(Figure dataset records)
_ _ _ _ _ _ _
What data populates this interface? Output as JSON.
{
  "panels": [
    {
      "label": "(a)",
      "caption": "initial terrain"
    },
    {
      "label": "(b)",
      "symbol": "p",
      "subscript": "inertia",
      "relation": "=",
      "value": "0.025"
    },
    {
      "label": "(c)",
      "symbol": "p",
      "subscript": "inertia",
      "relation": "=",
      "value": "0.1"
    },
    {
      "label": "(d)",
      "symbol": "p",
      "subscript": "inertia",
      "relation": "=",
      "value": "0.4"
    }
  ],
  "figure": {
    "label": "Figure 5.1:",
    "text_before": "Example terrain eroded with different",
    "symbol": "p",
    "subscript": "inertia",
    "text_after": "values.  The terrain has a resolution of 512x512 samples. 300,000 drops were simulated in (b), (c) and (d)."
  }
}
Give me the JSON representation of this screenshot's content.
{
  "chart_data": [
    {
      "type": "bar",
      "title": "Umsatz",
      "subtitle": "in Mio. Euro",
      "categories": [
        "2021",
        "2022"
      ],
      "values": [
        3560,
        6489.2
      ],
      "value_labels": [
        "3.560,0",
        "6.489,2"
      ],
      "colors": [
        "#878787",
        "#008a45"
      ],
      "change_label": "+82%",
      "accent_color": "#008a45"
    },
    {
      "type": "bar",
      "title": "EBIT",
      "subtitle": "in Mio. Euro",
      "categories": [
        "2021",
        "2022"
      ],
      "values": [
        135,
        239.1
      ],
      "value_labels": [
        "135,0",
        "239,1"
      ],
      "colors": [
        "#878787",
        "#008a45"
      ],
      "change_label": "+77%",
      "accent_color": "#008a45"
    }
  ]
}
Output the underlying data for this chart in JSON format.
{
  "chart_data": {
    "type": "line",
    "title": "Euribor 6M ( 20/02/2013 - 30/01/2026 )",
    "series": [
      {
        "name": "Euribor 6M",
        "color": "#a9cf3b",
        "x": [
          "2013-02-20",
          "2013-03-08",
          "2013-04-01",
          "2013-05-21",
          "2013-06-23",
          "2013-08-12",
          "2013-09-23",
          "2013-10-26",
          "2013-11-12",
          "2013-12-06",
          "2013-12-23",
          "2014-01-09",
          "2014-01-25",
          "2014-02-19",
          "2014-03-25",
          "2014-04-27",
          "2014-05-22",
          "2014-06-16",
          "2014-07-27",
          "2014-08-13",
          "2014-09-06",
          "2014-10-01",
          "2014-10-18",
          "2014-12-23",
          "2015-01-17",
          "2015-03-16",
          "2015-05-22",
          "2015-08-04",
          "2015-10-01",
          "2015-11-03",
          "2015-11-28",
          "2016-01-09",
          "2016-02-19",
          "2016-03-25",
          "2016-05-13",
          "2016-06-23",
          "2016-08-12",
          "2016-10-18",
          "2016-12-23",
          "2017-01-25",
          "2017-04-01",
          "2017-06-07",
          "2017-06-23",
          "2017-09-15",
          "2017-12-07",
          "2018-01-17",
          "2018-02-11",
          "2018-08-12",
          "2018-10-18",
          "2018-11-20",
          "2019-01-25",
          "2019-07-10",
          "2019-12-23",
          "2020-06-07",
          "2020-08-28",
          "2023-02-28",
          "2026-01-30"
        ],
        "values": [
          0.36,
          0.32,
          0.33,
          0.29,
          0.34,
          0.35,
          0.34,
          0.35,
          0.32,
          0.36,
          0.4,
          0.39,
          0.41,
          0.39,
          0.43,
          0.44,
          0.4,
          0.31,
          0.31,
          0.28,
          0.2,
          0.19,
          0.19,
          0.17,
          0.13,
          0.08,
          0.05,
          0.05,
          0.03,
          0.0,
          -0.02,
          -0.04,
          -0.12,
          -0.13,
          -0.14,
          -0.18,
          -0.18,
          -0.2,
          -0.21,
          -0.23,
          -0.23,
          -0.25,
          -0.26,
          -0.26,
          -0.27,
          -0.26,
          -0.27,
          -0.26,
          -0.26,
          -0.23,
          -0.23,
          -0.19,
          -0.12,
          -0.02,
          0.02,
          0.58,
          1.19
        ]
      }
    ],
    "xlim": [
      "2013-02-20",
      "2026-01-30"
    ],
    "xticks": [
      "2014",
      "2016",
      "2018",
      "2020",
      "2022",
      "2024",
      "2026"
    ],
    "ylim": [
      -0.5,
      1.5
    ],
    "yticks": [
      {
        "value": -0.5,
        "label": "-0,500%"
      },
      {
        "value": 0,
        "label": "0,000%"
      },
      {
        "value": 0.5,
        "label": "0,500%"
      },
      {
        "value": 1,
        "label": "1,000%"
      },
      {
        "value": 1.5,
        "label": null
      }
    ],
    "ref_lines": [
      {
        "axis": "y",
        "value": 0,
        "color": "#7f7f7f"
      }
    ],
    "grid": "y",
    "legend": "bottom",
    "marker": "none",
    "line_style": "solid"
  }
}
_ _ _ _ _ _ _
The word "terrain" appears in how many lines of the records? Give the number only.

- [EXERCISE RESULT]:
3